— Job —
Report, word for word, every line in the entries below that contains the string "legend". Uppercase and lowercase letters must match.

Entries from a data source
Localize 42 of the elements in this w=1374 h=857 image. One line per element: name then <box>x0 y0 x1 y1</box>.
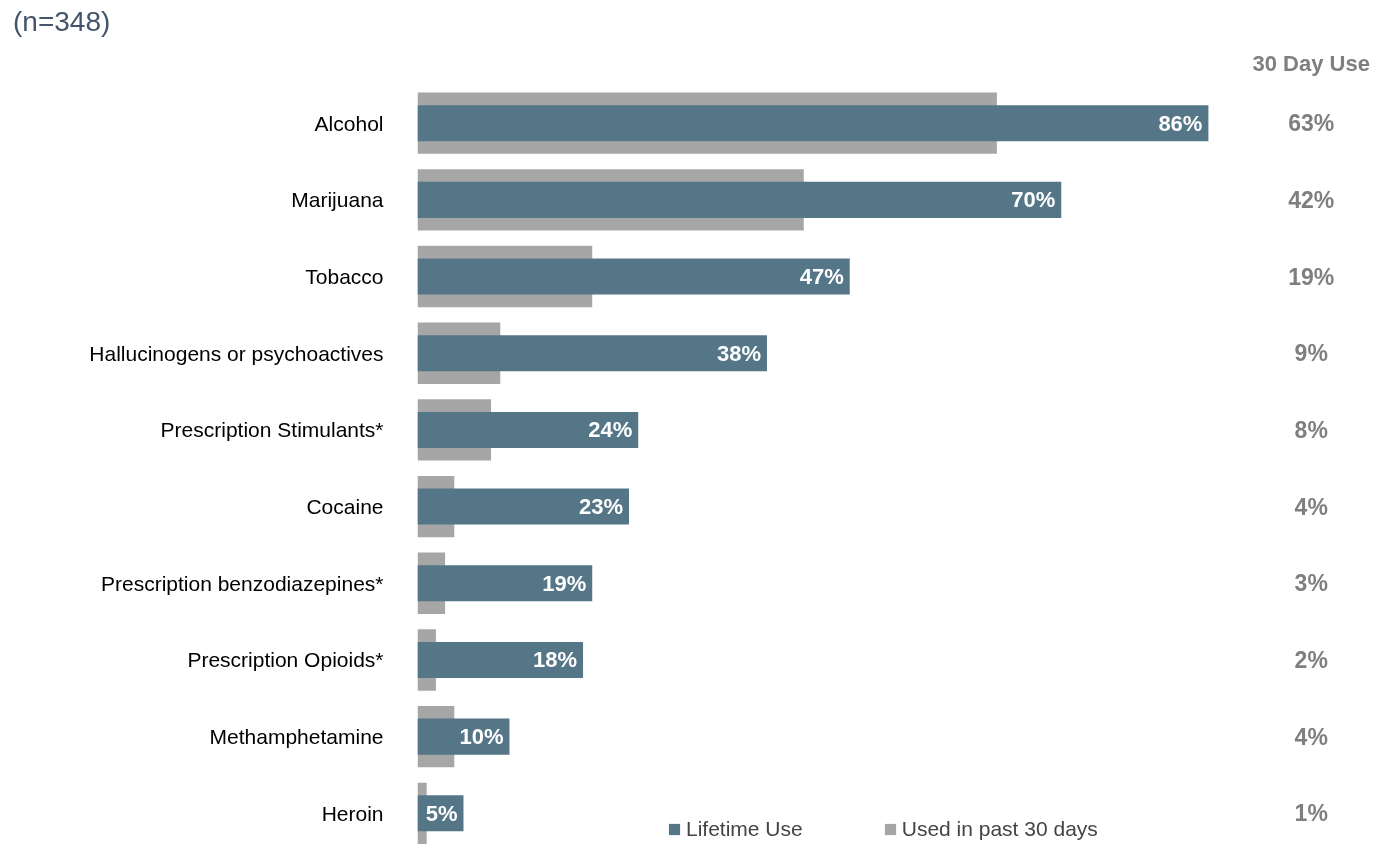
y-tick-label: Alcohol <box>314 111 384 135</box>
text: (n=348) <box>13 5 111 39</box>
data-label: 2% <box>1294 646 1328 673</box>
y-tick-label: Heroin <box>321 801 384 825</box>
bar <box>417 565 593 602</box>
bar <box>417 258 850 295</box>
data-label: 1% <box>1294 800 1328 827</box>
data-label: 19% <box>1288 263 1335 290</box>
data-label: 10% <box>459 724 504 750</box>
data-label: 42% <box>1288 186 1335 213</box>
y-tick-label: Prescription Stimulants* <box>160 418 384 442</box>
text: 30 Day Use <box>1252 50 1370 76</box>
data-label: 4% <box>1294 493 1328 520</box>
y-tick-label: Methamphetamine <box>209 725 384 749</box>
data-label: 86% <box>1158 110 1203 136</box>
y-tick-label: Hallucinogens or psychoactives <box>89 341 384 365</box>
data-label: 3% <box>1294 570 1328 597</box>
bar <box>417 411 639 448</box>
data-label: 8% <box>1294 416 1328 443</box>
data-label: 19% <box>542 570 587 596</box>
y-tick-label: Marijuana <box>291 188 384 212</box>
legend-label: Lifetime Use <box>686 817 803 841</box>
y-tick-label: Tobacco <box>305 265 384 289</box>
data-label: 18% <box>533 647 578 673</box>
bar <box>417 335 767 372</box>
bar <box>417 641 584 678</box>
data-label: 47% <box>799 264 844 290</box>
data-label: 5% <box>425 800 458 826</box>
data-label: 24% <box>588 417 633 443</box>
data-label: 70% <box>1011 187 1056 213</box>
data-label: 9% <box>1294 340 1328 367</box>
data-label: 63% <box>1288 110 1335 137</box>
bar <box>417 181 1062 218</box>
y-tick-label: Prescription Opioids* <box>187 648 384 672</box>
data-label: 23% <box>578 494 624 520</box>
data-label: 4% <box>1294 723 1328 750</box>
y-tick-label: Cocaine <box>306 495 384 519</box>
legend-label: Used in past 30 days <box>901 817 1098 841</box>
bar <box>417 105 1209 142</box>
data-label: 38% <box>716 340 761 366</box>
y-tick-label: Prescription benzodiazepines* <box>100 571 384 595</box>
bar <box>417 488 630 525</box>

— Answer below —
legend-label: Lifetime Use <box>686 817 803 841</box>
legend-label: Used in past 30 days <box>901 817 1098 841</box>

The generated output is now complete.